| Supplied material |
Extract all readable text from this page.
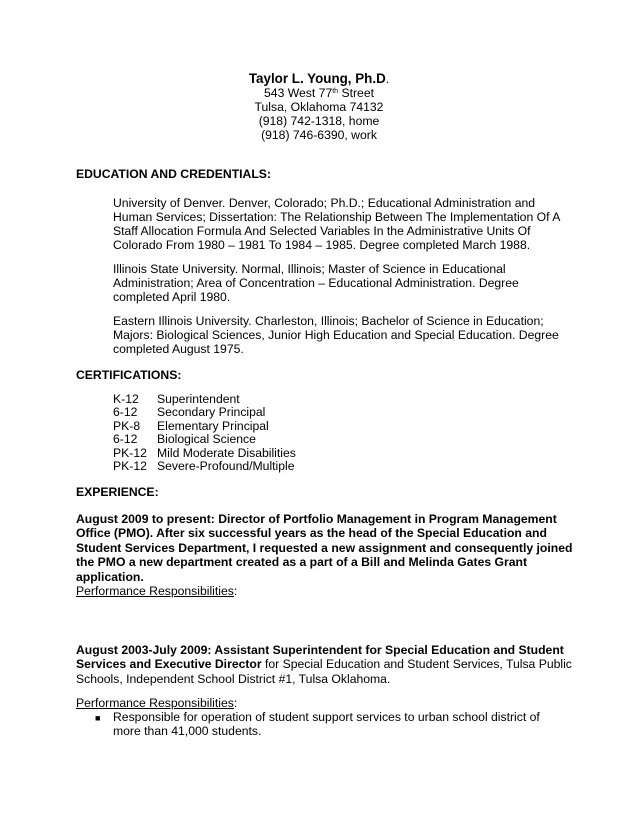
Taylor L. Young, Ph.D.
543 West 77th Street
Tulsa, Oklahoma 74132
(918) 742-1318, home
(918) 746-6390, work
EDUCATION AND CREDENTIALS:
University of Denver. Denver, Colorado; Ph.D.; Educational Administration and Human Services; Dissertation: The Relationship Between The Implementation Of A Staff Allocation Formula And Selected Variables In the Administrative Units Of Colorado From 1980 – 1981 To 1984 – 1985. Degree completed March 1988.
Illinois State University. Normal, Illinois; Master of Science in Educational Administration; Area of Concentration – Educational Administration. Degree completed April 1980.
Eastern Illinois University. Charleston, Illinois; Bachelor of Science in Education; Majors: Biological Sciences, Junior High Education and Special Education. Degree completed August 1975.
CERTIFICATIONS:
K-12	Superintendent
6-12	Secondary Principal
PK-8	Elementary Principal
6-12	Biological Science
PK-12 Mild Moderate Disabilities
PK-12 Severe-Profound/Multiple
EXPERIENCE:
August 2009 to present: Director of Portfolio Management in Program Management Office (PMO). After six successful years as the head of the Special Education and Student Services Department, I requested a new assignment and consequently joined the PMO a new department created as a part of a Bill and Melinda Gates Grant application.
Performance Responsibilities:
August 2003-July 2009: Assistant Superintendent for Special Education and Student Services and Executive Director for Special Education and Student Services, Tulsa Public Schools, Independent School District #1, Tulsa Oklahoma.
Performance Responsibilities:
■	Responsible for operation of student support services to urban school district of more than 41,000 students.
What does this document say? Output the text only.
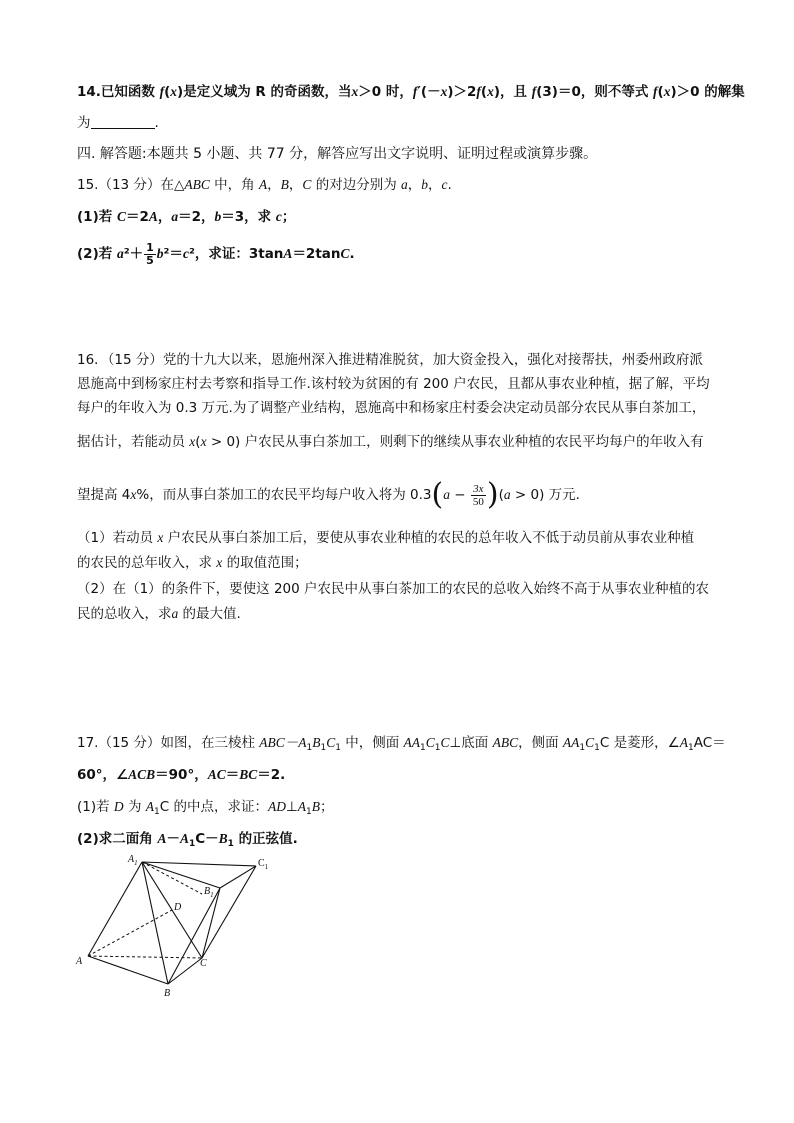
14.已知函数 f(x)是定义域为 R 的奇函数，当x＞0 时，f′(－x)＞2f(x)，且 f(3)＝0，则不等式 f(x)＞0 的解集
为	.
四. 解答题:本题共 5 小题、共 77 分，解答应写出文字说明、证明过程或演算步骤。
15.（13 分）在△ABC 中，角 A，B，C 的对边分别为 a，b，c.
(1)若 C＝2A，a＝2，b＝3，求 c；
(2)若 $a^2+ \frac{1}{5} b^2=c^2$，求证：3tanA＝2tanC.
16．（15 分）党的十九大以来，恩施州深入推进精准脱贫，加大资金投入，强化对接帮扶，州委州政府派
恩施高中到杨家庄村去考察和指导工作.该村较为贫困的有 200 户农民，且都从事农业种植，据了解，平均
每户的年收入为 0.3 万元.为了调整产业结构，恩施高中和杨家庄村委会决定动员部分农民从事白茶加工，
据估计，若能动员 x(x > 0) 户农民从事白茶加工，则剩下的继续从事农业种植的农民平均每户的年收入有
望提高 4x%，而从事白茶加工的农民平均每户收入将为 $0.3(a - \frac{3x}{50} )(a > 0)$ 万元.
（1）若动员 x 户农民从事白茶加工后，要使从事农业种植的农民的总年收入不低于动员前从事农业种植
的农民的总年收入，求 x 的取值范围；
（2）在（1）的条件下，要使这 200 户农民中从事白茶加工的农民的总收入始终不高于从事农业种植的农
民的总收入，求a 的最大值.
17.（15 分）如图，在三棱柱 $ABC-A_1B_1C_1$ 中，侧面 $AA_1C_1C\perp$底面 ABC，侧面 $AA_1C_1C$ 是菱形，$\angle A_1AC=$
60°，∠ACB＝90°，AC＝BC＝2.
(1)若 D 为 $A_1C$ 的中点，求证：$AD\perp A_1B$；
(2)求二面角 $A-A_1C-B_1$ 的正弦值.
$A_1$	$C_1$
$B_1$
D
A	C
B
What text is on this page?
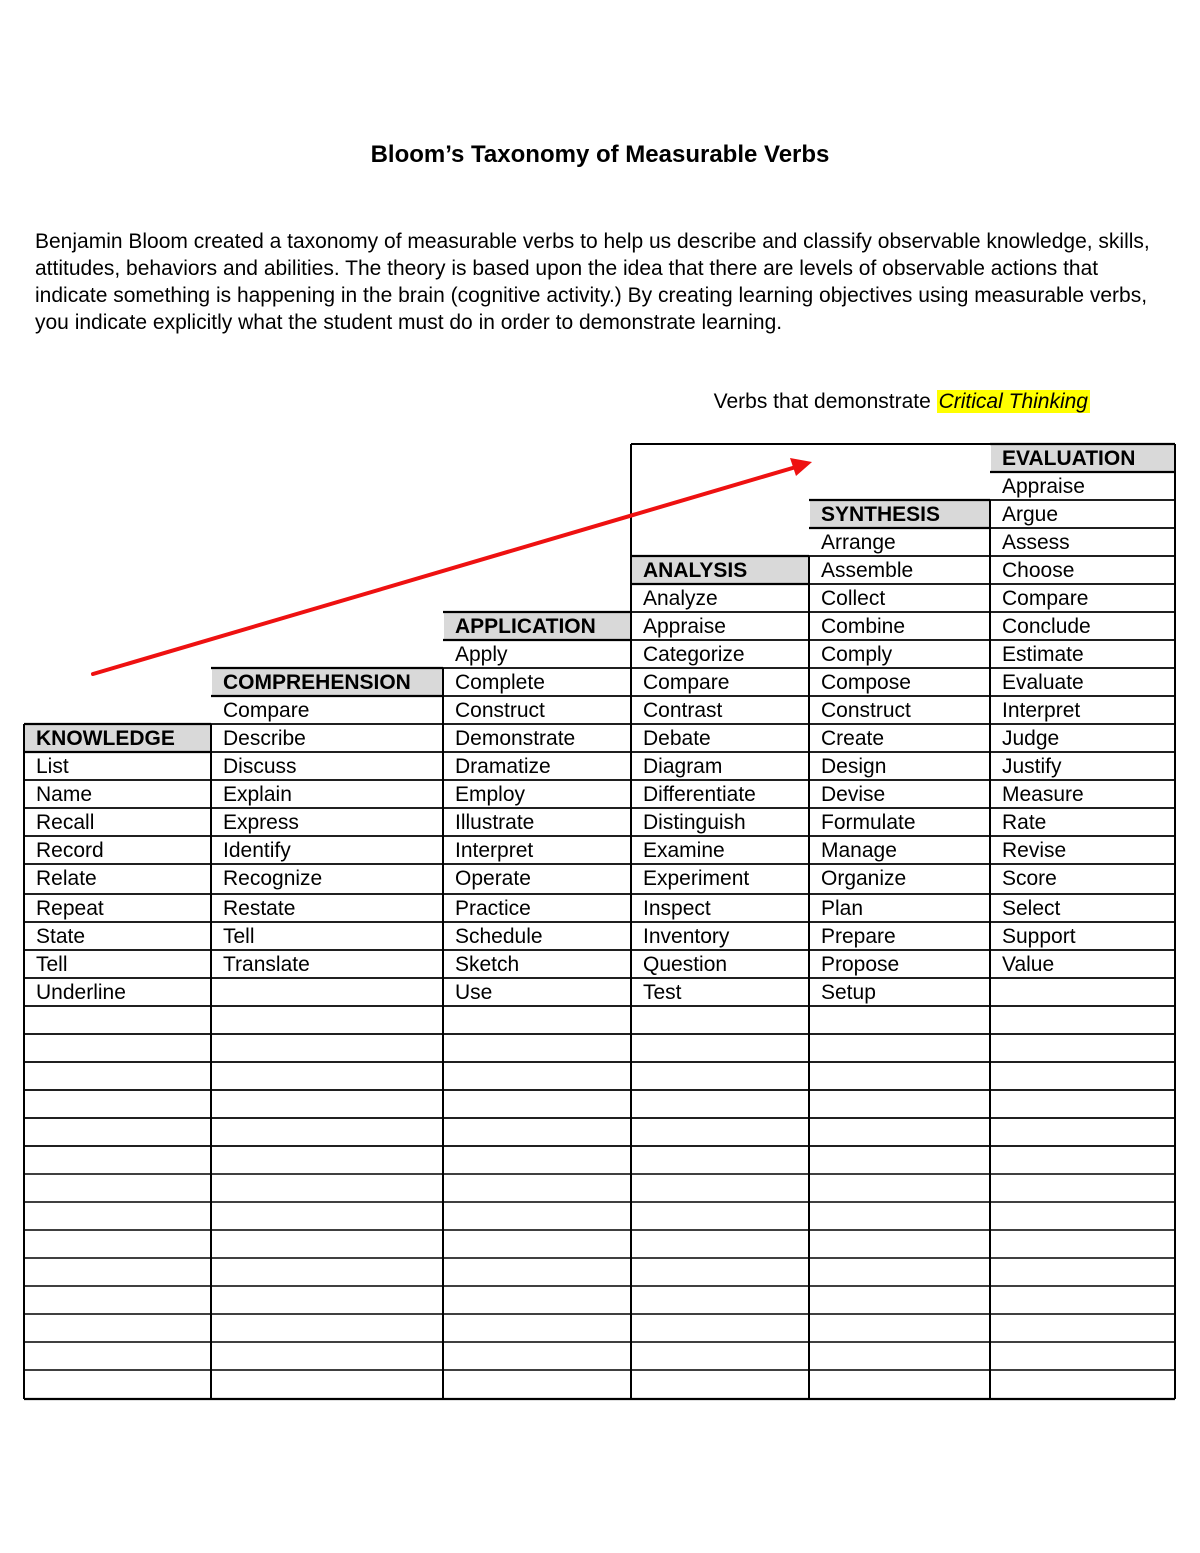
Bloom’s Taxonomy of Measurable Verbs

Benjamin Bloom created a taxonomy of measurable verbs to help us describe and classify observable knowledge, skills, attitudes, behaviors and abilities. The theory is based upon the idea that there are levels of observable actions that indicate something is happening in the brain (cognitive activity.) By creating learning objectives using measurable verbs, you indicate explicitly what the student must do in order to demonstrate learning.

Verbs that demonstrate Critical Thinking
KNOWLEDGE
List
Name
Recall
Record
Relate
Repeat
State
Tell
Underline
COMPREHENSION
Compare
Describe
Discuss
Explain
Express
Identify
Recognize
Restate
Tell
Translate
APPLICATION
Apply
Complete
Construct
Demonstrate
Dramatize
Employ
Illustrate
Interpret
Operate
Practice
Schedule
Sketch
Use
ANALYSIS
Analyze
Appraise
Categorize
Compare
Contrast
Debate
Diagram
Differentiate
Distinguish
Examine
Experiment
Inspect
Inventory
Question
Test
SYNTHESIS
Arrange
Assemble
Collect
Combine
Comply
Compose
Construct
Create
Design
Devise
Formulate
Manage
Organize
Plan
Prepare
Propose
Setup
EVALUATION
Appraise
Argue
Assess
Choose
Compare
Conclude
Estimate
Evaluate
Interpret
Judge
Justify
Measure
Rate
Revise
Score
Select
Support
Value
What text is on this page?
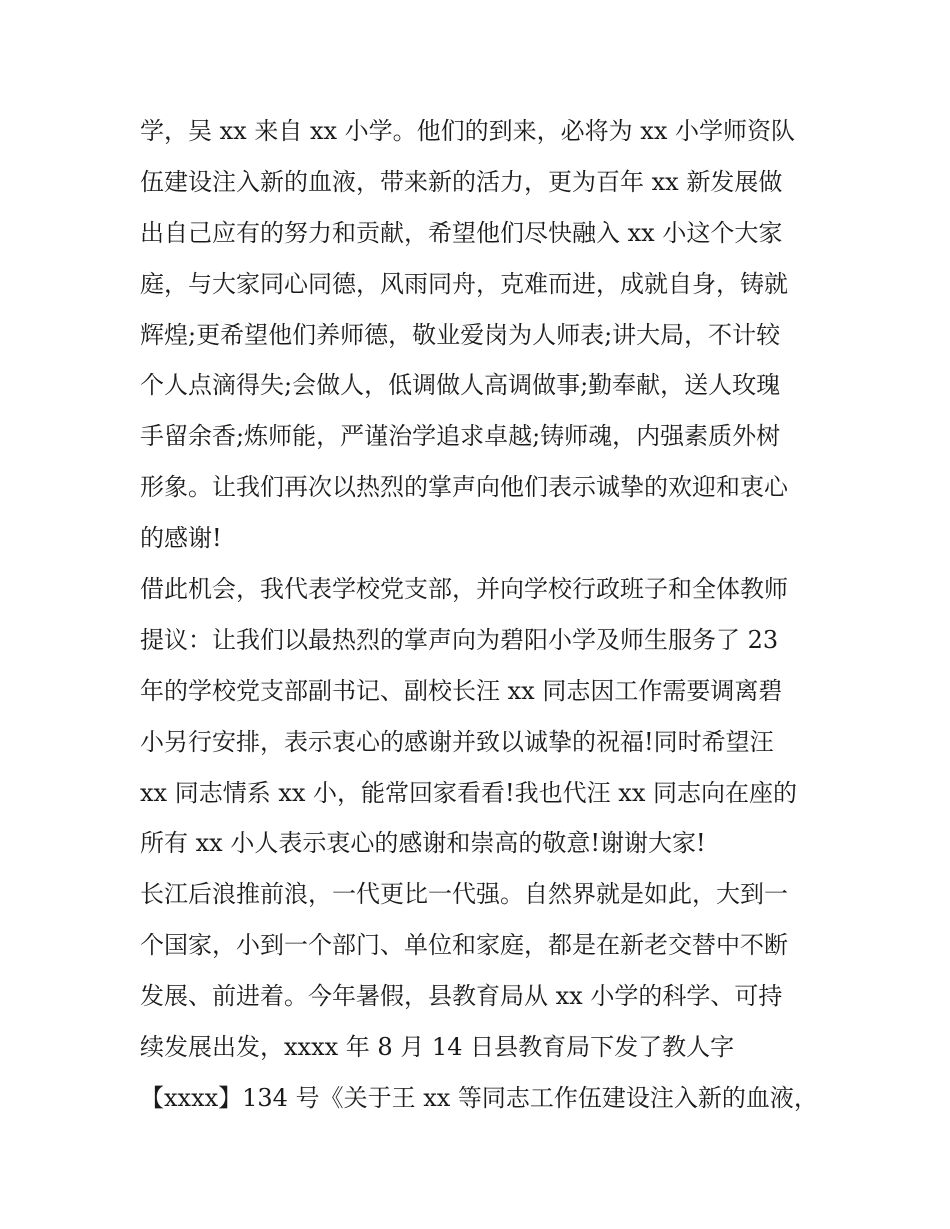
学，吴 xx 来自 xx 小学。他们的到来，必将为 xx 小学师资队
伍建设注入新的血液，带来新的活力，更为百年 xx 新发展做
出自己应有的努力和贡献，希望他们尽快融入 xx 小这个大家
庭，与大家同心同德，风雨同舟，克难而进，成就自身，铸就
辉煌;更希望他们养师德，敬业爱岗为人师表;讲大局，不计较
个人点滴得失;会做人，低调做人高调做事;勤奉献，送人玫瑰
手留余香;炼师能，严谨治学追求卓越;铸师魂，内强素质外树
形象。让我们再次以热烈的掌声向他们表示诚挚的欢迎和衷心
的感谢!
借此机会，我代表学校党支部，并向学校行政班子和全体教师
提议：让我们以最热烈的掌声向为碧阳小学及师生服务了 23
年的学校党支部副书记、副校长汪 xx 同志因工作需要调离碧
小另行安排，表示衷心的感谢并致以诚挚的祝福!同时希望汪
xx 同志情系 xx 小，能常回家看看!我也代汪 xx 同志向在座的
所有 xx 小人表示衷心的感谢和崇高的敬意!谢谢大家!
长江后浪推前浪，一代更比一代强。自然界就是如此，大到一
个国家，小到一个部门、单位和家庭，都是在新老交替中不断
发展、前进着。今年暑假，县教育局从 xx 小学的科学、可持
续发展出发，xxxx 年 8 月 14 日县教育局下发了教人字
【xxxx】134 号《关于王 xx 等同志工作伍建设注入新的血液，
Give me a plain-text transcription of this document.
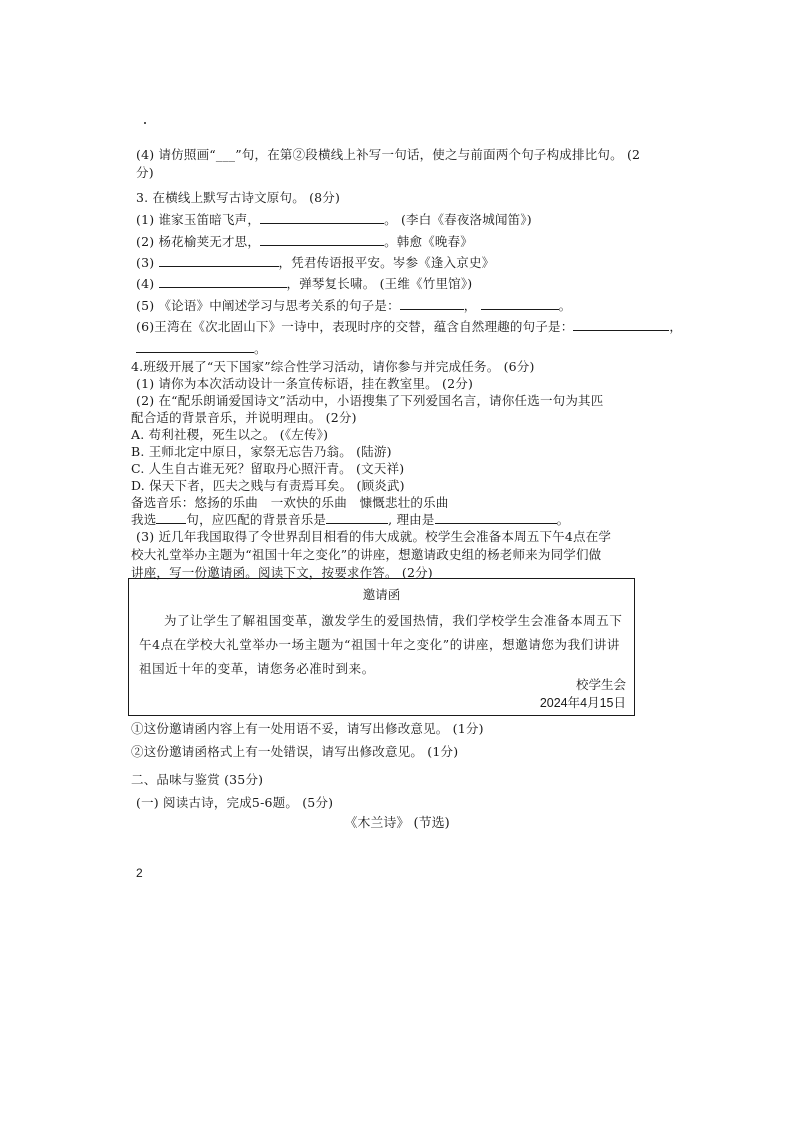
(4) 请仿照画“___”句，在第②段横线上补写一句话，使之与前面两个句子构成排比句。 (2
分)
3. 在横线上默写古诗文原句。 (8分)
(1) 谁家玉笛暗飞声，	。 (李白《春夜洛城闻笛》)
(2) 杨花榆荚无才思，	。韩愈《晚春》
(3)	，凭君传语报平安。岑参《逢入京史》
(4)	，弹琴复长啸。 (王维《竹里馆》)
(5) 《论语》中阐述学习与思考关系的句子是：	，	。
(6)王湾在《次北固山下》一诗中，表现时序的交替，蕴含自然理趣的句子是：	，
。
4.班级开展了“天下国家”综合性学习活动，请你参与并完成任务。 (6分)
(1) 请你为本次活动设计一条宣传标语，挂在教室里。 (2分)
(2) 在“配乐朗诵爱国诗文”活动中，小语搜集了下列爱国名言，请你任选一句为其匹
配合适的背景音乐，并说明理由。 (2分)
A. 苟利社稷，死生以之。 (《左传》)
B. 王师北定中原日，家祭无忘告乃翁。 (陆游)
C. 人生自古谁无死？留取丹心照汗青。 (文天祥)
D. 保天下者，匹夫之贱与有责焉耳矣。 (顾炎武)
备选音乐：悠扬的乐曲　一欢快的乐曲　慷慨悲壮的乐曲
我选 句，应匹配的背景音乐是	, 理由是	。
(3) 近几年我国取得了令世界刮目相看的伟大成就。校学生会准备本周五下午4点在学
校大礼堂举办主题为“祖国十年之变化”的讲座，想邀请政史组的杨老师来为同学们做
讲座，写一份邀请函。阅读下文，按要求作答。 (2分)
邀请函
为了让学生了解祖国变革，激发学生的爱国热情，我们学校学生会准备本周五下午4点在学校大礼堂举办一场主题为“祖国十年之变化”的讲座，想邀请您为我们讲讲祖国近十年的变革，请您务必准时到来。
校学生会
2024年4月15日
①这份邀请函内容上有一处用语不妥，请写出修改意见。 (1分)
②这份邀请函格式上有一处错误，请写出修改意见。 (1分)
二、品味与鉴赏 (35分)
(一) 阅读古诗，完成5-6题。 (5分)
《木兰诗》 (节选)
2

| The exercise |
Scan the material above. Extract every line in which the word "document" occurs.

| Exercise output |
What does this document say? Output the text only.
Give me a plain-text transcription of this document.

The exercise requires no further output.